(Data provided)
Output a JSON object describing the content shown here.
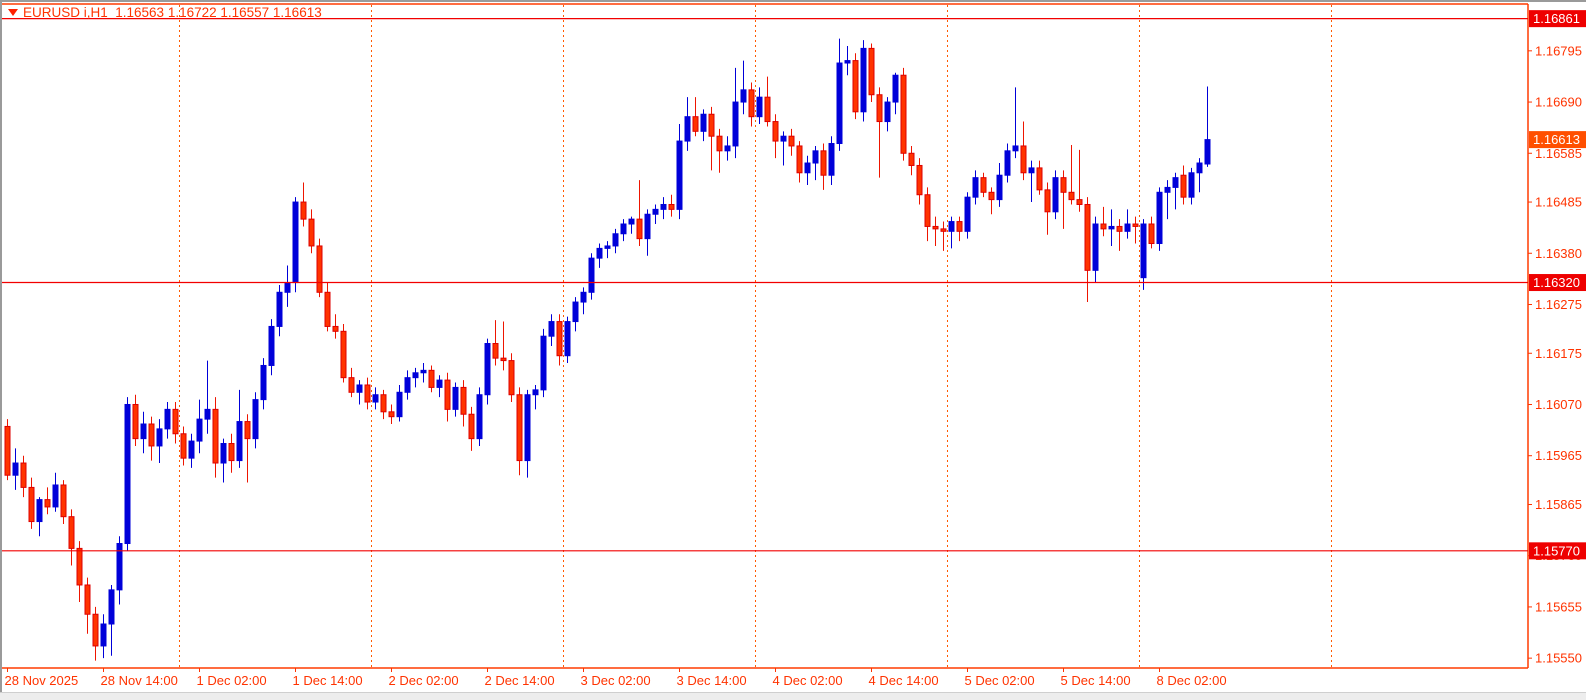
{
  "header": {
    "title_text": "EURUSD i,H1  1.16563 1.16722 1.16557 1.16613"
  },
  "chart_data": {
    "type": "candlestick",
    "symbol": "EURUSD i",
    "timeframe": "H1",
    "title": "EURUSD i,H1",
    "last_bar": {
      "open": 1.16563,
      "high": 1.16722,
      "low": 1.16557,
      "close": 1.16613
    },
    "bid_price": 1.16613,
    "bid_label": "1.16613",
    "ylim": [
      1.15535,
      1.16891
    ],
    "grid": false,
    "legend_position": "none",
    "colors": {
      "background": "#ffffff",
      "axis": "#ff3b00",
      "text": "#ff3300",
      "bull": "#0000d9",
      "bear_fill": "#ff3300",
      "bear_border": "#dd0000",
      "line": "#f20000",
      "line_label_bg": "#ee0000",
      "bid_label_bg": "#ff4f00",
      "separator": "#ff5a00"
    },
    "horizontal_lines": [
      {
        "price": 1.16861,
        "label": "1.16861"
      },
      {
        "price": 1.1632,
        "label": "1.16320"
      },
      {
        "price": 1.1577,
        "label": "1.15770"
      }
    ],
    "price_ticks": [
      {
        "price": 1.16795,
        "label": "1.16795"
      },
      {
        "price": 1.1669,
        "label": "1.16690"
      },
      {
        "price": 1.16585,
        "label": "1.16585"
      },
      {
        "price": 1.16485,
        "label": "1.16485"
      },
      {
        "price": 1.1638,
        "label": "1.16380"
      },
      {
        "price": 1.16275,
        "label": "1.16275"
      },
      {
        "price": 1.16175,
        "label": "1.16175"
      },
      {
        "price": 1.1607,
        "label": "1.16070"
      },
      {
        "price": 1.15965,
        "label": "1.15965"
      },
      {
        "price": 1.15865,
        "label": "1.15865"
      },
      {
        "price": 1.1576,
        "label": "1.15760"
      },
      {
        "price": 1.15655,
        "label": "1.15655"
      },
      {
        "price": 1.1555,
        "label": "1.15550"
      }
    ],
    "time_ticks": [
      {
        "bar": 0,
        "label": "28 Nov 2025"
      },
      {
        "bar": 12,
        "label": "28 Nov 14:00"
      },
      {
        "bar": 24,
        "label": "1 Dec 02:00"
      },
      {
        "bar": 36,
        "label": "1 Dec 14:00"
      },
      {
        "bar": 48,
        "label": "2 Dec 02:00"
      },
      {
        "bar": 60,
        "label": "2 Dec 14:00"
      },
      {
        "bar": 72,
        "label": "3 Dec 02:00"
      },
      {
        "bar": 84,
        "label": "3 Dec 14:00"
      },
      {
        "bar": 96,
        "label": "4 Dec 02:00"
      },
      {
        "bar": 108,
        "label": "4 Dec 14:00"
      },
      {
        "bar": 120,
        "label": "5 Dec 02:00"
      },
      {
        "bar": 132,
        "label": "5 Dec 14:00"
      },
      {
        "bar": 144,
        "label": "8 Dec 02:00"
      }
    ],
    "day_separator_bars": [
      22,
      46,
      70,
      94,
      118,
      142,
      166
    ],
    "candles": [
      [
        1.16025,
        1.1604,
        1.15915,
        1.15925
      ],
      [
        1.15925,
        1.1598,
        1.15895,
        1.1595
      ],
      [
        1.1595,
        1.15965,
        1.1588,
        1.159
      ],
      [
        1.159,
        1.1592,
        1.15815,
        1.1583
      ],
      [
        1.1583,
        1.1588,
        1.158,
        1.15875
      ],
      [
        1.15875,
        1.159,
        1.15845,
        1.1586
      ],
      [
        1.1586,
        1.1593,
        1.1585,
        1.15905
      ],
      [
        1.15905,
        1.15915,
        1.15825,
        1.1584
      ],
      [
        1.1584,
        1.15855,
        1.1574,
        1.15775
      ],
      [
        1.15775,
        1.1579,
        1.15665,
        1.157
      ],
      [
        1.157,
        1.15715,
        1.156,
        1.1564
      ],
      [
        1.1564,
        1.15655,
        1.15545,
        1.15575
      ],
      [
        1.15575,
        1.1564,
        1.1555,
        1.1562
      ],
      [
        1.1562,
        1.157,
        1.15555,
        1.1569
      ],
      [
        1.1569,
        1.158,
        1.1566,
        1.15785
      ],
      [
        1.15785,
        1.16085,
        1.1577,
        1.1607
      ],
      [
        1.1607,
        1.1609,
        1.15985,
        1.16
      ],
      [
        1.16,
        1.16055,
        1.1597,
        1.1603
      ],
      [
        1.1603,
        1.16045,
        1.15955,
        1.15985
      ],
      [
        1.15985,
        1.1604,
        1.1595,
        1.1602
      ],
      [
        1.1602,
        1.16075,
        1.16,
        1.1606
      ],
      [
        1.1606,
        1.16075,
        1.1599,
        1.1601
      ],
      [
        1.1601,
        1.16025,
        1.15945,
        1.1596
      ],
      [
        1.1596,
        1.1601,
        1.1594,
        1.15995
      ],
      [
        1.15995,
        1.1608,
        1.1597,
        1.1604
      ],
      [
        1.1604,
        1.1616,
        1.1601,
        1.1606
      ],
      [
        1.1606,
        1.16085,
        1.1592,
        1.1595
      ],
      [
        1.1595,
        1.16,
        1.1591,
        1.1599
      ],
      [
        1.1599,
        1.1601,
        1.1593,
        1.15955
      ],
      [
        1.15955,
        1.161,
        1.1594,
        1.16035
      ],
      [
        1.16035,
        1.1605,
        1.1591,
        1.16
      ],
      [
        1.16,
        1.16095,
        1.1598,
        1.1608
      ],
      [
        1.1608,
        1.16165,
        1.1606,
        1.1615
      ],
      [
        1.1615,
        1.16245,
        1.1613,
        1.1623
      ],
      [
        1.1623,
        1.16315,
        1.1621,
        1.163
      ],
      [
        1.163,
        1.16355,
        1.1627,
        1.1632
      ],
      [
        1.1632,
        1.16495,
        1.163,
        1.16485
      ],
      [
        1.16485,
        1.16525,
        1.16435,
        1.1645
      ],
      [
        1.1645,
        1.1647,
        1.1638,
        1.16395
      ],
      [
        1.16395,
        1.1641,
        1.1629,
        1.163
      ],
      [
        1.163,
        1.1632,
        1.1622,
        1.1623
      ],
      [
        1.1623,
        1.16255,
        1.16205,
        1.1622
      ],
      [
        1.1622,
        1.16235,
        1.16115,
        1.16125
      ],
      [
        1.16125,
        1.16145,
        1.16085,
        1.16095
      ],
      [
        1.16095,
        1.1612,
        1.1607,
        1.1611
      ],
      [
        1.1611,
        1.16125,
        1.1606,
        1.16075
      ],
      [
        1.16075,
        1.16105,
        1.1606,
        1.1609
      ],
      [
        1.1609,
        1.161,
        1.1604,
        1.16055
      ],
      [
        1.16055,
        1.1607,
        1.1603,
        1.16045
      ],
      [
        1.16045,
        1.1611,
        1.16035,
        1.16095
      ],
      [
        1.16095,
        1.1614,
        1.1608,
        1.16125
      ],
      [
        1.16125,
        1.16145,
        1.16105,
        1.16135
      ],
      [
        1.16135,
        1.16155,
        1.16115,
        1.1614
      ],
      [
        1.1614,
        1.1615,
        1.16095,
        1.16105
      ],
      [
        1.16105,
        1.1613,
        1.16085,
        1.1612
      ],
      [
        1.1612,
        1.16135,
        1.16035,
        1.1606
      ],
      [
        1.1606,
        1.16115,
        1.16045,
        1.16105
      ],
      [
        1.16105,
        1.1612,
        1.16025,
        1.1605
      ],
      [
        1.1605,
        1.16065,
        1.15975,
        1.16
      ],
      [
        1.16,
        1.16105,
        1.15985,
        1.1609
      ],
      [
        1.1609,
        1.16205,
        1.1607,
        1.16195
      ],
      [
        1.16195,
        1.16243,
        1.1615,
        1.16165
      ],
      [
        1.16165,
        1.1624,
        1.1614,
        1.1616
      ],
      [
        1.1616,
        1.16175,
        1.16075,
        1.1609
      ],
      [
        1.1609,
        1.16105,
        1.15925,
        1.15955
      ],
      [
        1.15955,
        1.161,
        1.1592,
        1.1609
      ],
      [
        1.1609,
        1.1611,
        1.1606,
        1.161
      ],
      [
        1.161,
        1.16225,
        1.16085,
        1.1621
      ],
      [
        1.1621,
        1.16255,
        1.1619,
        1.1624
      ],
      [
        1.1624,
        1.16255,
        1.1615,
        1.1617
      ],
      [
        1.1617,
        1.1625,
        1.16155,
        1.1624
      ],
      [
        1.1624,
        1.1629,
        1.1622,
        1.1628
      ],
      [
        1.1628,
        1.1631,
        1.16255,
        1.163
      ],
      [
        1.163,
        1.1638,
        1.16285,
        1.1637
      ],
      [
        1.1637,
        1.164,
        1.1635,
        1.1639
      ],
      [
        1.1639,
        1.16405,
        1.1637,
        1.16395
      ],
      [
        1.16395,
        1.1643,
        1.1638,
        1.1642
      ],
      [
        1.1642,
        1.1645,
        1.16405,
        1.1644
      ],
      [
        1.1644,
        1.16455,
        1.1642,
        1.1645
      ],
      [
        1.1645,
        1.1653,
        1.16395,
        1.1641
      ],
      [
        1.1641,
        1.1647,
        1.16375,
        1.1646
      ],
      [
        1.1646,
        1.1648,
        1.1644,
        1.1647
      ],
      [
        1.1647,
        1.16495,
        1.1645,
        1.1648
      ],
      [
        1.1648,
        1.165,
        1.16455,
        1.1647
      ],
      [
        1.1647,
        1.16645,
        1.1645,
        1.1661
      ],
      [
        1.1661,
        1.167,
        1.1659,
        1.1666
      ],
      [
        1.1666,
        1.167,
        1.1662,
        1.1663
      ],
      [
        1.1663,
        1.16675,
        1.1661,
        1.16665
      ],
      [
        1.16665,
        1.1668,
        1.1655,
        1.1662
      ],
      [
        1.1662,
        1.16635,
        1.16545,
        1.1659
      ],
      [
        1.1659,
        1.1662,
        1.1657,
        1.166
      ],
      [
        1.166,
        1.1676,
        1.16575,
        1.1669
      ],
      [
        1.1669,
        1.16775,
        1.16665,
        1.16715
      ],
      [
        1.16715,
        1.1673,
        1.1664,
        1.1666
      ],
      [
        1.1666,
        1.1672,
        1.16645,
        1.167
      ],
      [
        1.167,
        1.16742,
        1.1664,
        1.1665
      ],
      [
        1.1665,
        1.16665,
        1.16575,
        1.1661
      ],
      [
        1.1661,
        1.1663,
        1.1656,
        1.1662
      ],
      [
        1.1662,
        1.16635,
        1.1658,
        1.166
      ],
      [
        1.166,
        1.1661,
        1.16525,
        1.16545
      ],
      [
        1.16545,
        1.1658,
        1.1652,
        1.16565
      ],
      [
        1.16565,
        1.166,
        1.1653,
        1.1659
      ],
      [
        1.1659,
        1.16605,
        1.1651,
        1.1654
      ],
      [
        1.1654,
        1.1662,
        1.1652,
        1.16605
      ],
      [
        1.16605,
        1.1682,
        1.1659,
        1.1677
      ],
      [
        1.1677,
        1.16805,
        1.16745,
        1.16775
      ],
      [
        1.16775,
        1.1679,
        1.16655,
        1.1667
      ],
      [
        1.1667,
        1.16817,
        1.1665,
        1.168
      ],
      [
        1.168,
        1.1681,
        1.1669,
        1.16705
      ],
      [
        1.16705,
        1.1672,
        1.16535,
        1.1665
      ],
      [
        1.1665,
        1.167,
        1.1663,
        1.1669
      ],
      [
        1.1669,
        1.1675,
        1.16665,
        1.16745
      ],
      [
        1.16745,
        1.1676,
        1.1657,
        1.16585
      ],
      [
        1.16585,
        1.166,
        1.1654,
        1.1656
      ],
      [
        1.1656,
        1.16575,
        1.1648,
        1.165
      ],
      [
        1.165,
        1.16515,
        1.16405,
        1.16435
      ],
      [
        1.16435,
        1.16455,
        1.16395,
        1.1643
      ],
      [
        1.1643,
        1.16445,
        1.16385,
        1.16425
      ],
      [
        1.16425,
        1.16455,
        1.1639,
        1.16445
      ],
      [
        1.16445,
        1.16455,
        1.16405,
        1.16425
      ],
      [
        1.16425,
        1.16505,
        1.1641,
        1.16495
      ],
      [
        1.16495,
        1.1655,
        1.1648,
        1.16535
      ],
      [
        1.16535,
        1.16545,
        1.16495,
        1.16505
      ],
      [
        1.16505,
        1.16515,
        1.1646,
        1.1649
      ],
      [
        1.1649,
        1.16565,
        1.16475,
        1.1654
      ],
      [
        1.1654,
        1.16605,
        1.16525,
        1.1659
      ],
      [
        1.1659,
        1.1672,
        1.16575,
        1.166
      ],
      [
        1.166,
        1.1665,
        1.1653,
        1.16545
      ],
      [
        1.16545,
        1.1657,
        1.16485,
        1.16555
      ],
      [
        1.16555,
        1.1657,
        1.165,
        1.1651
      ],
      [
        1.1651,
        1.16525,
        1.16418,
        1.16465
      ],
      [
        1.16465,
        1.1655,
        1.1645,
        1.16535
      ],
      [
        1.16535,
        1.1655,
        1.1643,
        1.16505
      ],
      [
        1.16505,
        1.16602,
        1.1648,
        1.1649
      ],
      [
        1.1649,
        1.16592,
        1.16465,
        1.1648
      ],
      [
        1.1648,
        1.16495,
        1.1628,
        1.16345
      ],
      [
        1.16345,
        1.16455,
        1.1632,
        1.1644
      ],
      [
        1.1644,
        1.16475,
        1.16415,
        1.1643
      ],
      [
        1.1643,
        1.1647,
        1.16395,
        1.16435
      ],
      [
        1.16435,
        1.1645,
        1.16385,
        1.16425
      ],
      [
        1.16425,
        1.1647,
        1.1641,
        1.1644
      ],
      [
        1.1644,
        1.16455,
        1.164,
        1.16435
      ],
      [
        1.1633,
        1.1645,
        1.16305,
        1.1644
      ],
      [
        1.1644,
        1.16455,
        1.1639,
        1.164
      ],
      [
        1.164,
        1.16515,
        1.16385,
        1.16505
      ],
      [
        1.16505,
        1.1653,
        1.1645,
        1.16515
      ],
      [
        1.16515,
        1.16545,
        1.1647,
        1.16535
      ],
      [
        1.1654,
        1.1656,
        1.1648,
        1.16495
      ],
      [
        1.16495,
        1.16555,
        1.1648,
        1.16545
      ],
      [
        1.16545,
        1.16575,
        1.16505,
        1.16565
      ],
      [
        1.16563,
        1.16722,
        1.16557,
        1.16613
      ]
    ]
  }
}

(Task objective) Each line of the material that holds the string "EURUSD" counts once; give the total alone.

(Output of the exercise) 3